[Stored entries]
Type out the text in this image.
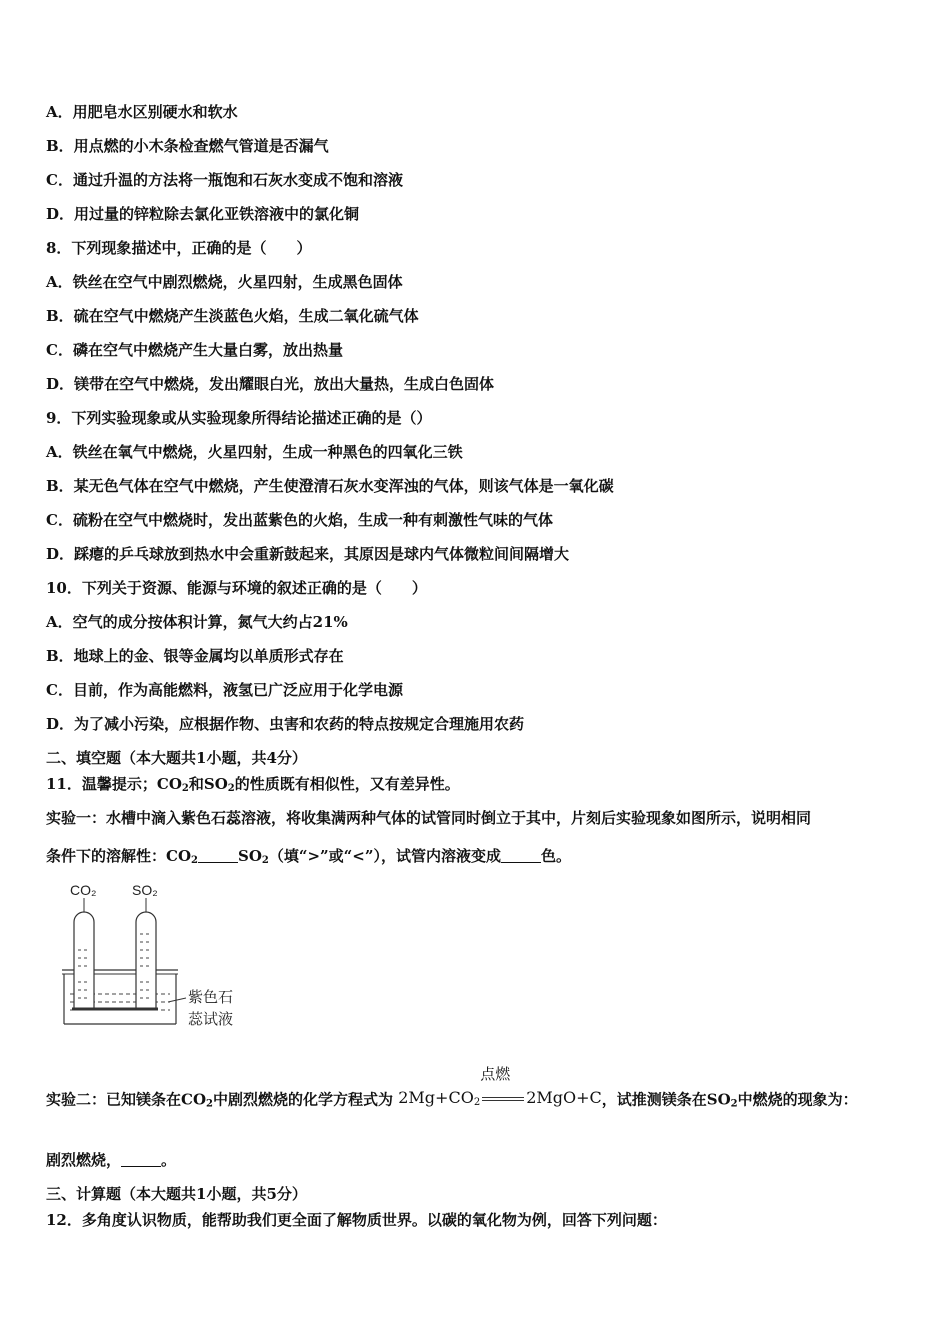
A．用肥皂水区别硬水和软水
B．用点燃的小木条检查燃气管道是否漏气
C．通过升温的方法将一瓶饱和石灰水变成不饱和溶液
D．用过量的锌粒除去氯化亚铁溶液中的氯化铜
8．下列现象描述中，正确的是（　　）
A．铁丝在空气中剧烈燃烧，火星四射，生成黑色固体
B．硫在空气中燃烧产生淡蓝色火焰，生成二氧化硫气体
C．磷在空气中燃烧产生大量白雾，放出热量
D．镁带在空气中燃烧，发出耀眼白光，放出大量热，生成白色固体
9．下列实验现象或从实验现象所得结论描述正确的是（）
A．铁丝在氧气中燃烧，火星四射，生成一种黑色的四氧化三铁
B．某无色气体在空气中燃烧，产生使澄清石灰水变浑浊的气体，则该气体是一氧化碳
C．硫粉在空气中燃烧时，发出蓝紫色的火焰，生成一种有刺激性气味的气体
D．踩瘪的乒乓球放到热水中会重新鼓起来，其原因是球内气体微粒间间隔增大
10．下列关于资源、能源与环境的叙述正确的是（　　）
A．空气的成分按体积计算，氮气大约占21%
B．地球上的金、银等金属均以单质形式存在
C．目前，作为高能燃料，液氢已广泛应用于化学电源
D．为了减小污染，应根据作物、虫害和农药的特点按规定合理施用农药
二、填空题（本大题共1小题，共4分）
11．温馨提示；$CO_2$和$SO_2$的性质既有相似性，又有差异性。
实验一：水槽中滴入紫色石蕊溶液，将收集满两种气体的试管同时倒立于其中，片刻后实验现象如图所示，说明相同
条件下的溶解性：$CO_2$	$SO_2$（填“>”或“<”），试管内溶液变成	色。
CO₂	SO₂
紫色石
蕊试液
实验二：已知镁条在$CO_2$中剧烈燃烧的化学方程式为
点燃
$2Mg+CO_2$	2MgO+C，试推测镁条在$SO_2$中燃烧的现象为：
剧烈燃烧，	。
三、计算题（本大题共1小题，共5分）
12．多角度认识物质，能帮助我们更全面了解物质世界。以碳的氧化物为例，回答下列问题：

== TO BE DONE ==
Gather up every line in the data above that contains the word "火星四射", copying each one.

== EXPECTED OUTPUT ==
A．铁丝在空气中剧烈燃烧，火星四射，生成黑色固体
A．铁丝在氧气中燃烧，火星四射，生成一种黑色的四氧化三铁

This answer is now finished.